▸ **TASK BRIEF**: Write out the whole listing exactly as it stands.

==================================================

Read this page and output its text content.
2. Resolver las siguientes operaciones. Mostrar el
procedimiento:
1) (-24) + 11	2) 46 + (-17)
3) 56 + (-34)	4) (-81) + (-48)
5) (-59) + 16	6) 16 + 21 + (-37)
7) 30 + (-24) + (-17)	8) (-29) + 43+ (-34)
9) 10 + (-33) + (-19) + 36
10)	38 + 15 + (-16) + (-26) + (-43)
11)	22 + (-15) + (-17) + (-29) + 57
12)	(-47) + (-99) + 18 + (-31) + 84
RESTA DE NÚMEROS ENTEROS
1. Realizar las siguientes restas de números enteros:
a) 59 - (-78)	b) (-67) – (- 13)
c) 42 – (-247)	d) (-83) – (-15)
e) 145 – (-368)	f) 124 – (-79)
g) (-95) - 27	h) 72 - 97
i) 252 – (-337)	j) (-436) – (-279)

==================================================

▸ **TASK SOLUTION**:
Read this page and output its text content.
2. Resolver las siguientes operaciones. Mostrar el
procedimiento:
1) (-24) + 11	2) 46 + (-17)
3) 56 + (-34)	4) (-81) + (-48)
5) (-59) + 16	6) 16 + 21 + (-37)
7) 30 + (-24) + (-17)	8) (-29) + 43+ (-34)
9) 10 + (-33) + (-19) + 36
10)	38 + 15 + (-16) + (-26) + (-43)
11)	22 + (-15) + (-17) + (-29) + 57
12)	(-47) + (-99) + 18 + (-31) + 84
RESTA DE NÚMEROS ENTEROS
1. Realizar las siguientes restas de números enteros:
a) 59 - (-78)	b) (-67) – (- 13)
c) 42 – (-247)	d) (-83) – (-15)
e) 145 – (-368)	f) 124 – (-79)
g) (-95) - 27	h) 72 - 97
i) 252 – (-337)	j) (-436) – (-279)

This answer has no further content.